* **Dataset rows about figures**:
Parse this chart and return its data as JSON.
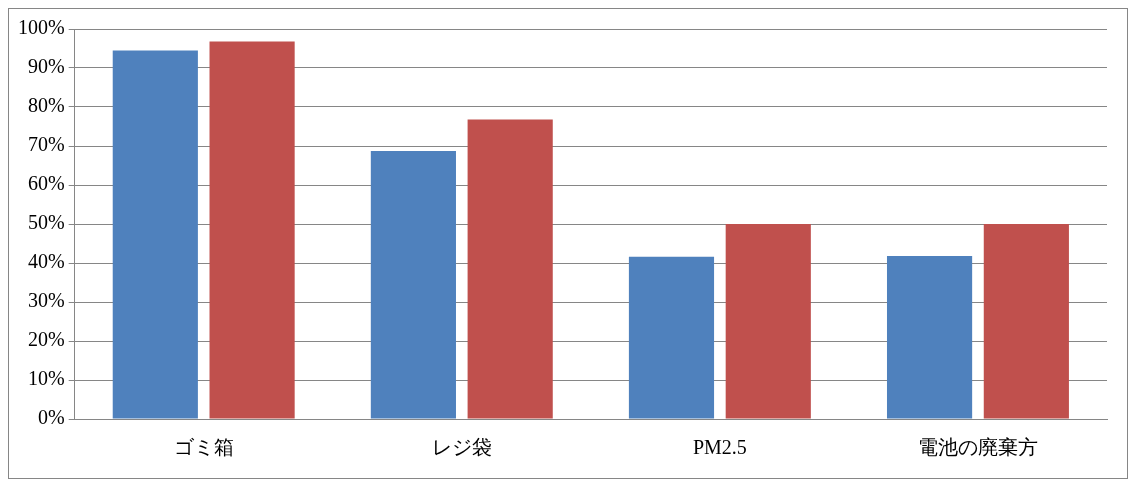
{
  "chart_data": {
    "type": "bar",
    "categories": [
      "ゴミ箱",
      "レジ袋",
      "PM2.5",
      "電池の廃棄方"
    ],
    "series": [
      {
        "color": "#4f81bd",
        "values": [
          94.5,
          68.7,
          41.6,
          41.8
        ]
      },
      {
        "color": "#c0504d",
        "values": [
          96.8,
          76.8,
          50,
          50
        ]
      }
    ],
    "ylim": [
      0,
      100
    ],
    "yticks": [
      {
        "value": 0,
        "label": "0%"
      },
      {
        "value": 10,
        "label": "10%"
      },
      {
        "value": 20,
        "label": "20%"
      },
      {
        "value": 30,
        "label": "30%"
      },
      {
        "value": 40,
        "label": "40%"
      },
      {
        "value": 50,
        "label": "50%"
      },
      {
        "value": 60,
        "label": "60%"
      },
      {
        "value": 70,
        "label": "70%"
      },
      {
        "value": 80,
        "label": "80%"
      },
      {
        "value": 90,
        "label": "90%"
      },
      {
        "value": 100,
        "label": "100%"
      }
    ],
    "grid": "y",
    "legend": false
  }
}
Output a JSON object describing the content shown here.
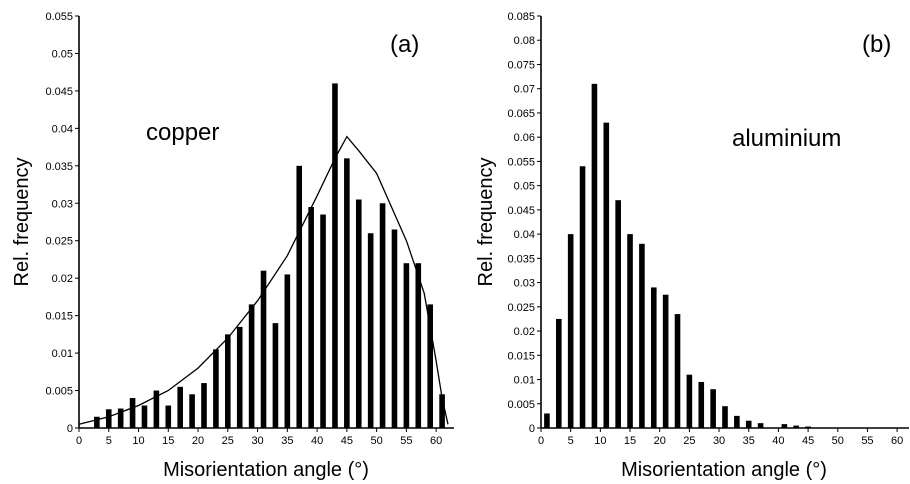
{
  "chart_data": [
    {
      "type": "bar",
      "panel_label": "(a)",
      "annotation": "copper",
      "xlabel": "Misorientation angle (°)",
      "ylabel": "Rel. frequency",
      "xlim": [
        0,
        63
      ],
      "ylim": [
        0,
        0.055
      ],
      "xticks": [
        "0",
        "5",
        "10",
        "15",
        "20",
        "25",
        "30",
        "35",
        "40",
        "45",
        "50",
        "55",
        "60"
      ],
      "yticks": [
        "0",
        "0.005",
        "0.01",
        "0.015",
        "0.02",
        "0.025",
        "0.03",
        "0.035",
        "0.04",
        "0.045",
        "0.05",
        "0.055"
      ],
      "x": [
        3,
        5,
        7,
        9,
        11,
        13,
        15,
        17,
        19,
        21,
        23,
        25,
        27,
        29,
        31,
        33,
        35,
        37,
        39,
        41,
        43,
        45,
        47,
        49,
        51,
        53,
        55,
        57,
        59,
        61
      ],
      "values": [
        0.0015,
        0.0025,
        0.0026,
        0.004,
        0.003,
        0.005,
        0.003,
        0.0055,
        0.0045,
        0.006,
        0.0105,
        0.0125,
        0.0135,
        0.0165,
        0.021,
        0.014,
        0.0205,
        0.035,
        0.0295,
        0.0285,
        0.046,
        0.036,
        0.0305,
        0.026,
        0.03,
        0.0265,
        0.022,
        0.022,
        0.0165,
        0.0045
      ],
      "fit_curve": {
        "x": [
          0,
          5,
          10,
          15,
          20,
          25,
          30,
          35,
          40,
          43,
          45,
          47,
          50,
          55,
          58,
          60,
          61,
          62
        ],
        "y": [
          0.0005,
          0.0015,
          0.003,
          0.005,
          0.008,
          0.012,
          0.017,
          0.023,
          0.031,
          0.036,
          0.0389,
          0.037,
          0.034,
          0.025,
          0.018,
          0.009,
          0.004,
          0.0005
        ]
      }
    },
    {
      "type": "bar",
      "panel_label": "(b)",
      "annotation": "aluminium",
      "xlabel": "Misorientation angle (°)",
      "ylabel": "Rel. frequency",
      "xlim": [
        0,
        62
      ],
      "ylim": [
        0,
        0.085
      ],
      "xticks": [
        "0",
        "5",
        "10",
        "15",
        "20",
        "25",
        "30",
        "35",
        "40",
        "45",
        "50",
        "55",
        "60"
      ],
      "yticks": [
        "0",
        "0.005",
        "0.01",
        "0.015",
        "0.02",
        "0.025",
        "0.03",
        "0.035",
        "0.04",
        "0.045",
        "0.05",
        "0.055",
        "0.06",
        "0.065",
        "0.07",
        "0.075",
        "0.08",
        "0.085"
      ],
      "x": [
        1,
        3,
        5,
        7,
        9,
        11,
        13,
        15,
        17,
        19,
        21,
        23,
        25,
        27,
        29,
        31,
        33,
        35,
        37,
        41,
        43,
        45
      ],
      "values": [
        0.003,
        0.0225,
        0.04,
        0.054,
        0.071,
        0.063,
        0.047,
        0.04,
        0.038,
        0.029,
        0.0275,
        0.0235,
        0.011,
        0.0095,
        0.008,
        0.0045,
        0.0025,
        0.0015,
        0.001,
        0.0008,
        0.0005,
        0.0003
      ]
    }
  ]
}
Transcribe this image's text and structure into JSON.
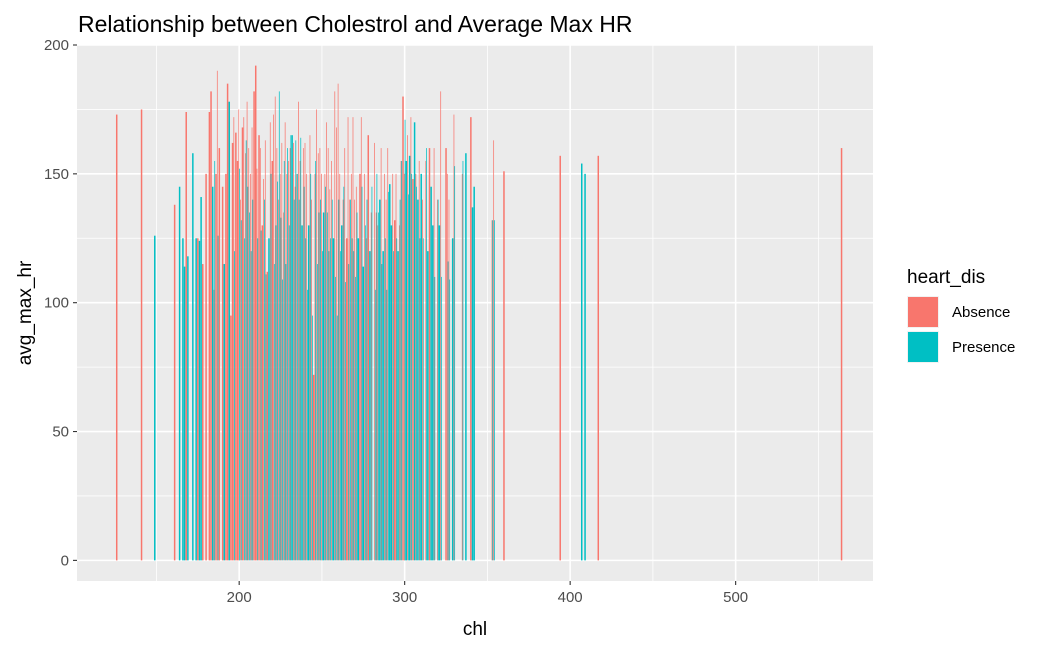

* **Work instructions**: Output, exactly, all the records above; include no pictures.

* **In response**:
Parse this chart and return its data as JSON.
{
  "chart_data": {
    "type": "bar",
    "categories": [
      "ゴミ箱",
      "レジ袋",
      "PM2.5",
      "電池の廃棄方"
    ],
    "series": [
      {
        "color": "#4f81bd",
        "values": [
          94.5,
          68.7,
          41.6,
          41.8
        ]
      },
      {
        "color": "#c0504d",
        "values": [
          96.8,
          76.8,
          50,
          50
        ]
      }
    ],
    "ylim": [
      0,
      100
    ],
    "yticks": [
      {
        "value": 0,
        "label": "0%"
      },
      {
        "value": 10,
        "label": "10%"
      },
      {
        "value": 20,
        "label": "20%"
      },
      {
        "value": 30,
        "label": "30%"
      },
      {
        "value": 40,
        "label": "40%"
      },
      {
        "value": 50,
        "label": "50%"
      },
      {
        "value": 60,
        "label": "60%"
      },
      {
        "value": 70,
        "label": "70%"
      },
      {
        "value": 80,
        "label": "80%"
      },
      {
        "value": 90,
        "label": "90%"
      },
      {
        "value": 100,
        "label": "100%"
      }
    ],
    "grid": "y",
    "legend": false
  }
}
Output a JSON object describing the content shown here.
{
  "chart_data": [
    {
      "type": "bar",
      "panel_label": "(a)",
      "annotation": "copper",
      "xlabel": "Misorientation angle (°)",
      "ylabel": "Rel. frequency",
      "xlim": [
        0,
        63
      ],
      "ylim": [
        0,
        0.055
      ],
      "xticks": [
        "0",
        "5",
        "10",
        "15",
        "20",
        "25",
        "30",
        "35",
        "40",
        "45",
        "50",
        "55",
        "60"
      ],
      "yticks": [
        "0",
        "0.005",
        "0.01",
        "0.015",
        "0.02",
        "0.025",
        "0.03",
        "0.035",
        "0.04",
        "0.045",
        "0.05",
        "0.055"
      ],
      "x": [
        3,
        5,
        7,
        9,
        11,
        13,
        15,
        17,
        19,
        21,
        23,
        25,
        27,
        29,
        31,
        33,
        35,
        37,
        39,
        41,
        43,
        45,
        47,
        49,
        51,
        53,
        55,
        57,
        59,
        61
      ],
      "values": [
        0.0015,
        0.0025,
        0.0026,
        0.004,
        0.003,
        0.005,
        0.003,
        0.0055,
        0.0045,
        0.006,
        0.0105,
        0.0125,
        0.0135,
        0.0165,
        0.021,
        0.014,
        0.0205,
        0.035,
        0.0295,
        0.0285,
        0.046,
        0.036,
        0.0305,
        0.026,
        0.03,
        0.0265,
        0.022,
        0.022,
        0.0165,
        0.0045
      ],
      "fit_curve": {
        "x": [
          0,
          5,
          10,
          15,
          20,
          25,
          30,
          35,
          40,
          43,
          45,
          47,
          50,
          55,
          58,
          60,
          61,
          62
        ],
        "y": [
          0.0005,
          0.0015,
          0.003,
          0.005,
          0.008,
          0.012,
          0.017,
          0.023,
          0.031,
          0.036,
          0.0389,
          0.037,
          0.034,
          0.025,
          0.018,
          0.009,
          0.004,
          0.0005
        ]
      }
    },
    {
      "type": "bar",
      "panel_label": "(b)",
      "annotation": "aluminium",
      "xlabel": "Misorientation angle (°)",
      "ylabel": "Rel. frequency",
      "xlim": [
        0,
        62
      ],
      "ylim": [
        0,
        0.085
      ],
      "xticks": [
        "0",
        "5",
        "10",
        "15",
        "20",
        "25",
        "30",
        "35",
        "40",
        "45",
        "50",
        "55",
        "60"
      ],
      "yticks": [
        "0",
        "0.005",
        "0.01",
        "0.015",
        "0.02",
        "0.025",
        "0.03",
        "0.035",
        "0.04",
        "0.045",
        "0.05",
        "0.055",
        "0.06",
        "0.065",
        "0.07",
        "0.075",
        "0.08",
        "0.085"
      ],
      "x": [
        1,
        3,
        5,
        7,
        9,
        11,
        13,
        15,
        17,
        19,
        21,
        23,
        25,
        27,
        29,
        31,
        33,
        35,
        37,
        41,
        43,
        45
      ],
      "values": [
        0.003,
        0.0225,
        0.04,
        0.054,
        0.071,
        0.063,
        0.047,
        0.04,
        0.038,
        0.029,
        0.0275,
        0.0235,
        0.011,
        0.0095,
        0.008,
        0.0045,
        0.0025,
        0.0015,
        0.001,
        0.0008,
        0.0005,
        0.0003
      ]
    }
  ]
}
Transcribe this image's text and structure into JSON.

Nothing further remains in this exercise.